# Problem
Pull each line containing "text" out of the data and copy it.

Recorded data:
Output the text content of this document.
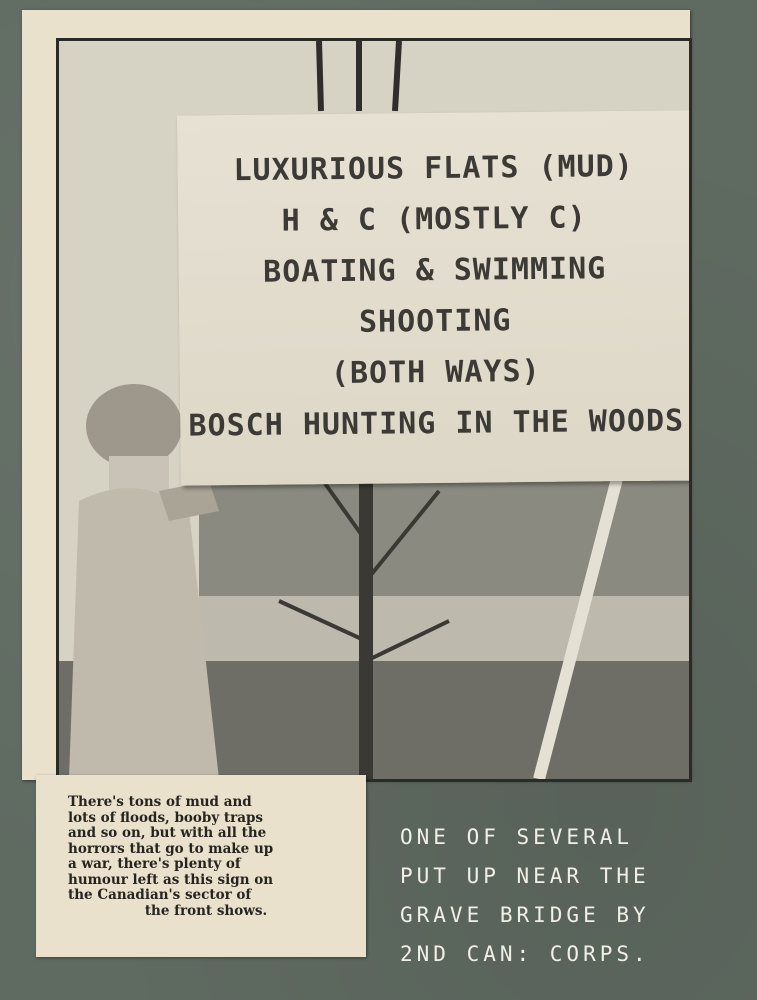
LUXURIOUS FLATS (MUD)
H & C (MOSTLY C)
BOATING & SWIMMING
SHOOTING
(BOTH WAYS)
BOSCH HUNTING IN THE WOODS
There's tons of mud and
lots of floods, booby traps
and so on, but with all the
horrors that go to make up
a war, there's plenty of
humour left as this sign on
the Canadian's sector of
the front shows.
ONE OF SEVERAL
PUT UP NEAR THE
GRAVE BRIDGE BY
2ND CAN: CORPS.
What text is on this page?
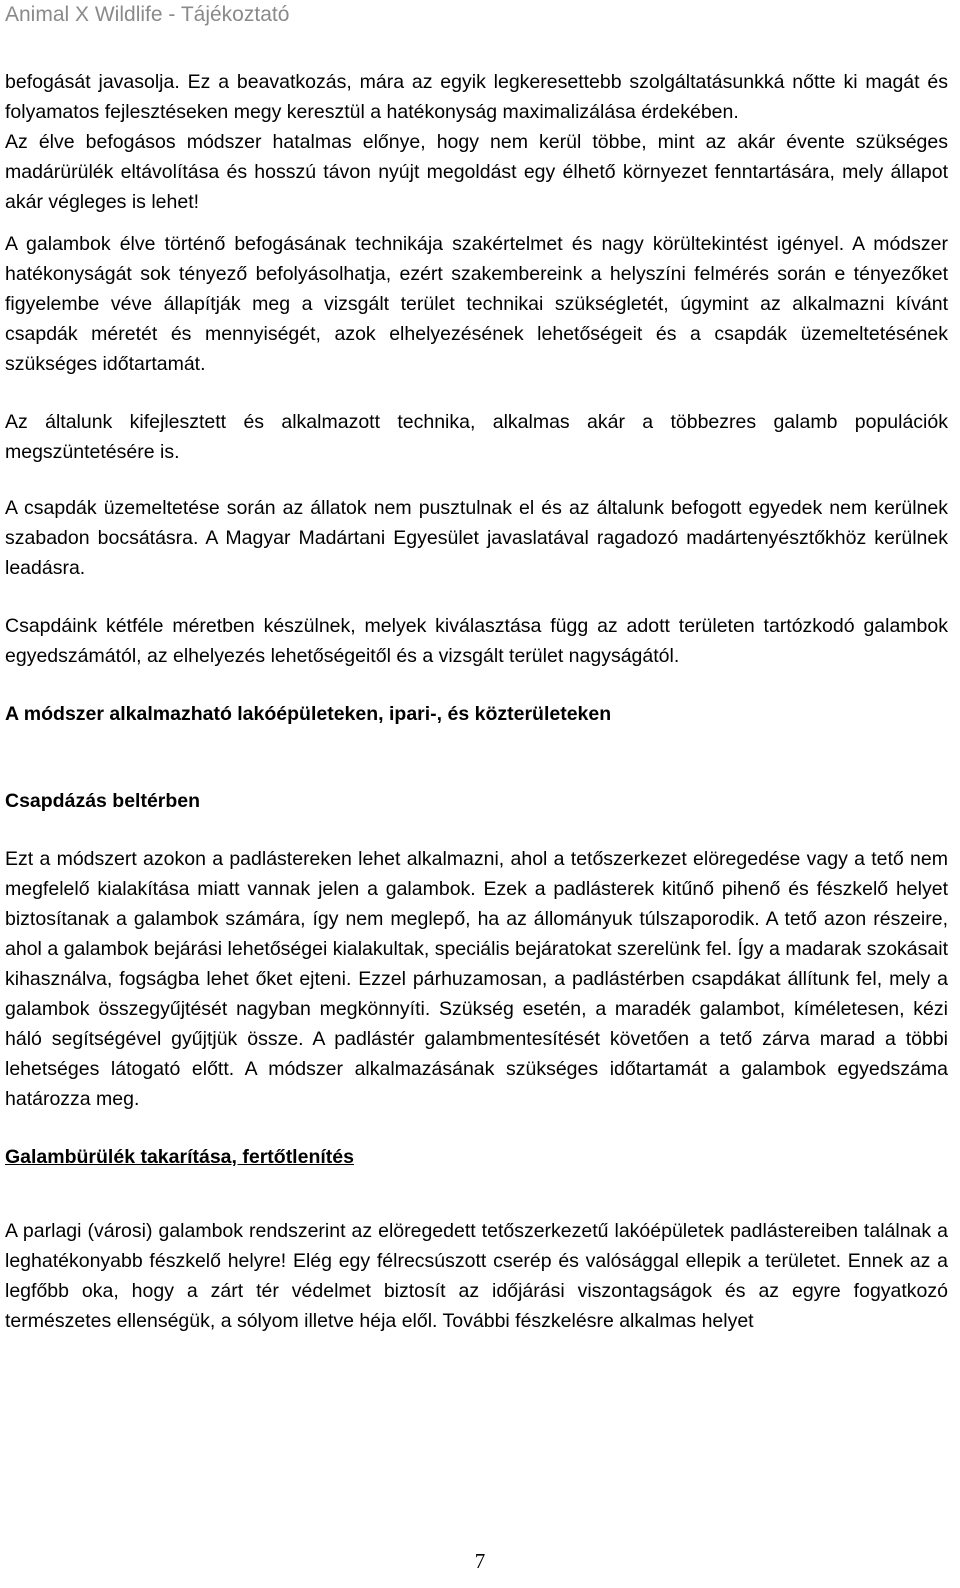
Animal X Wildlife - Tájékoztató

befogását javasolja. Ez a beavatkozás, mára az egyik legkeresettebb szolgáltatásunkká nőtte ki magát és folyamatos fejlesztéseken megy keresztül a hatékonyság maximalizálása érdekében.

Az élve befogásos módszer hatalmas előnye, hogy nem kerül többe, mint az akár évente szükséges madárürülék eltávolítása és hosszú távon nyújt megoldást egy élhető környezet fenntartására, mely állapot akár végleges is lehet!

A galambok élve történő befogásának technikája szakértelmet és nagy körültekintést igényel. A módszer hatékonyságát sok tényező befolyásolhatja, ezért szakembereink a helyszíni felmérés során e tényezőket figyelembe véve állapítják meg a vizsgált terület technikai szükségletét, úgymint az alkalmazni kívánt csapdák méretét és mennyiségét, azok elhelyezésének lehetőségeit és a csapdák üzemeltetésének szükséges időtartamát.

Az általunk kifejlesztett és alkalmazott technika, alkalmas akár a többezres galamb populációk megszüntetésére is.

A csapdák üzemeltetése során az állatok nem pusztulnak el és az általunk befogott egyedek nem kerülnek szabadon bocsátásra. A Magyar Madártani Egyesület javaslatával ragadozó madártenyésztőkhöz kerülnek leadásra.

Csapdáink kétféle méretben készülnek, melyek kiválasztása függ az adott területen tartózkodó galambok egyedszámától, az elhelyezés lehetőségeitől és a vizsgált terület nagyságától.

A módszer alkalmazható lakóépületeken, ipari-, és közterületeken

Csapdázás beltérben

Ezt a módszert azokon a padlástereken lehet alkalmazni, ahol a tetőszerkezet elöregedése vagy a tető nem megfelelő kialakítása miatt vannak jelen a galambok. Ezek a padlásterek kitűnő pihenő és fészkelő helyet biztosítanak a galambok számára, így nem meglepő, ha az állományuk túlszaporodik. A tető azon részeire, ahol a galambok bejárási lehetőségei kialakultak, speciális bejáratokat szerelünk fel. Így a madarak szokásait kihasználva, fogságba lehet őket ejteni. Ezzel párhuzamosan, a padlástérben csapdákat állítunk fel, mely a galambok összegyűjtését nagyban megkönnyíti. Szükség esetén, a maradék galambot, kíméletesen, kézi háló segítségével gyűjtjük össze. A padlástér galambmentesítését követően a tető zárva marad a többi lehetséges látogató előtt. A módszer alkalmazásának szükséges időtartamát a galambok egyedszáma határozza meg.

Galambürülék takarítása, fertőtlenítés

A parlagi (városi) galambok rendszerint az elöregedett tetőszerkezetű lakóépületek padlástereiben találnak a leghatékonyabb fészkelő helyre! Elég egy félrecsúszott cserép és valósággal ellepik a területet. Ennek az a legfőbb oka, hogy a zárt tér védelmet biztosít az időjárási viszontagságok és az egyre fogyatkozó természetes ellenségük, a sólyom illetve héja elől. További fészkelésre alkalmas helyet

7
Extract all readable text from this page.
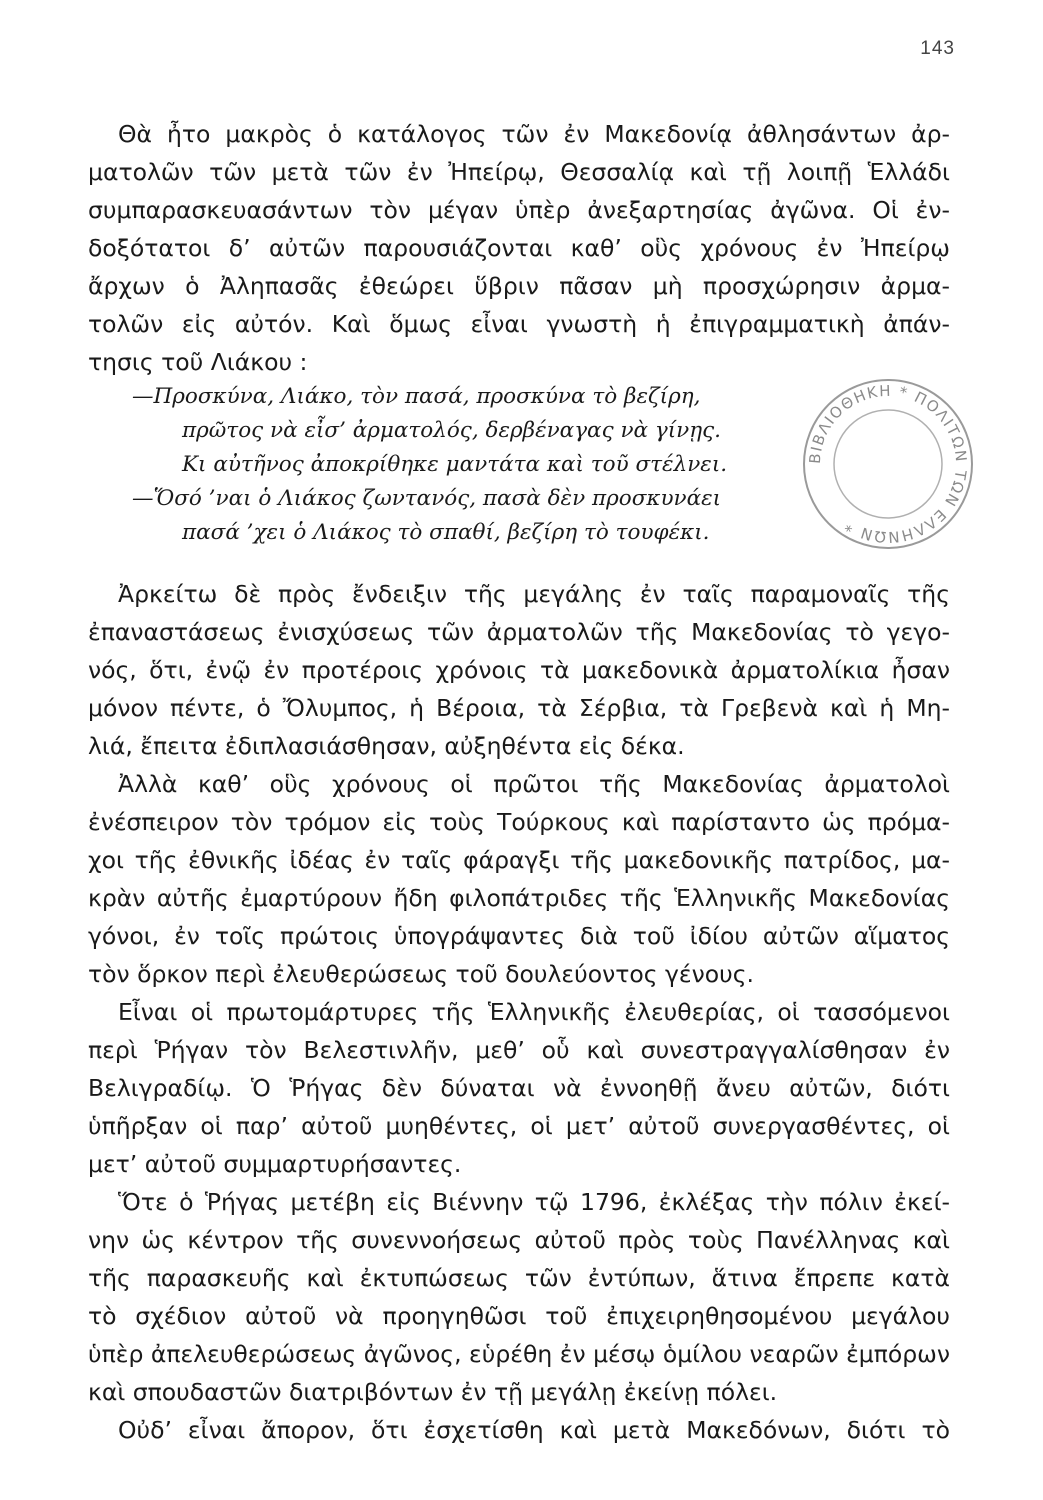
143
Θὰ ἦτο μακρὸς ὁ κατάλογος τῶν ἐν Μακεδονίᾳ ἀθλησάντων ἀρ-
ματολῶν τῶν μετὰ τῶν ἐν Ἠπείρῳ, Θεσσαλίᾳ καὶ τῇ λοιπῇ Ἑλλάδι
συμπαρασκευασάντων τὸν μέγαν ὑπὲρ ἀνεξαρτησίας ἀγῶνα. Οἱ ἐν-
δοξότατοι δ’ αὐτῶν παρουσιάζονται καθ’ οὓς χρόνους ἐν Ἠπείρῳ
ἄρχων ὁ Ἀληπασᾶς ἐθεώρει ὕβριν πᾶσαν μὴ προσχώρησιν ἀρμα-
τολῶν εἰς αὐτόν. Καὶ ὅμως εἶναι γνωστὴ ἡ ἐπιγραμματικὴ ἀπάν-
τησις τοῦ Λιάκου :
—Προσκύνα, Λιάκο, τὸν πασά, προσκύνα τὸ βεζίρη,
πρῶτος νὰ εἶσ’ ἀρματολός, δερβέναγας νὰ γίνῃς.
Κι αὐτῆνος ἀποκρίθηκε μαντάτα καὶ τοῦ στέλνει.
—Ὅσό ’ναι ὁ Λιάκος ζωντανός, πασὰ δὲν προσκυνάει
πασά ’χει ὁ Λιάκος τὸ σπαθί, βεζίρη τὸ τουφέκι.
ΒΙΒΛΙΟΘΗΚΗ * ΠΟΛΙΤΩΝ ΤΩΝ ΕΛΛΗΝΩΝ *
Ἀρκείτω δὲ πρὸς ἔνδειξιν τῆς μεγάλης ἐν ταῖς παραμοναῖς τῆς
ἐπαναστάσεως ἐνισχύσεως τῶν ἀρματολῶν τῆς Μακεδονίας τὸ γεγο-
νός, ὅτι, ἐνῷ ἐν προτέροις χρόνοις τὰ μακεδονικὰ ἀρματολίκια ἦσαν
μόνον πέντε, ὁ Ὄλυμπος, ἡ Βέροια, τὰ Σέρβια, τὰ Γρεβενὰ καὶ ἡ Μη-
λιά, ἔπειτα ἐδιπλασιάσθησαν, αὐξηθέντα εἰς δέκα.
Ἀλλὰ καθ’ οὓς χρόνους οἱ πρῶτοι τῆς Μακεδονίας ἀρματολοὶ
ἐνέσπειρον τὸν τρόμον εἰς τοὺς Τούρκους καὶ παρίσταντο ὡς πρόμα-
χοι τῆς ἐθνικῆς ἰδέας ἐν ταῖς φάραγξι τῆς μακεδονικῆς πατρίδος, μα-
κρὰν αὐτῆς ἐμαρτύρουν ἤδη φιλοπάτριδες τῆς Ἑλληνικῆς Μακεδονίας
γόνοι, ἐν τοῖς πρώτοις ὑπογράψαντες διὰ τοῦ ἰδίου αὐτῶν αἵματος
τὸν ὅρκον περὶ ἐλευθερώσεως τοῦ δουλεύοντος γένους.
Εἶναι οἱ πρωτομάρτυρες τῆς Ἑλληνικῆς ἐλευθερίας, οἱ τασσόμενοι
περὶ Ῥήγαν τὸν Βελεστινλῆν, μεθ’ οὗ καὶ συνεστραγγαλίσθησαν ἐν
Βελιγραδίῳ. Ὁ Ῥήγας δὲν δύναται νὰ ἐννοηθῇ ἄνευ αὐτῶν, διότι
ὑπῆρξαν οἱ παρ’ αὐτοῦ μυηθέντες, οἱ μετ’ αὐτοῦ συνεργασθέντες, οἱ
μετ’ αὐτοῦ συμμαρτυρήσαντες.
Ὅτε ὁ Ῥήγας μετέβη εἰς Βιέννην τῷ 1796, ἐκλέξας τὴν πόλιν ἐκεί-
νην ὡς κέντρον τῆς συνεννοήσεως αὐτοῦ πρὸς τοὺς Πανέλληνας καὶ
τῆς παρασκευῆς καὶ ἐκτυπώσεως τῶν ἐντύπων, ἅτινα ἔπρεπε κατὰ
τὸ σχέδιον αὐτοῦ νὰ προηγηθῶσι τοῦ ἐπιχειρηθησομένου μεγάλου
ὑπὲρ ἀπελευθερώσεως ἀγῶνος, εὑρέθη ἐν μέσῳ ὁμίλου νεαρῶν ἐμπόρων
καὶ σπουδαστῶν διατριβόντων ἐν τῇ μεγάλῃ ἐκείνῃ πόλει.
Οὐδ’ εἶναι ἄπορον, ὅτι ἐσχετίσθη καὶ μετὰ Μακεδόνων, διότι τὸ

# Solution
Output the text content of this document.
What text is on this page?
Extract all readable text from this page.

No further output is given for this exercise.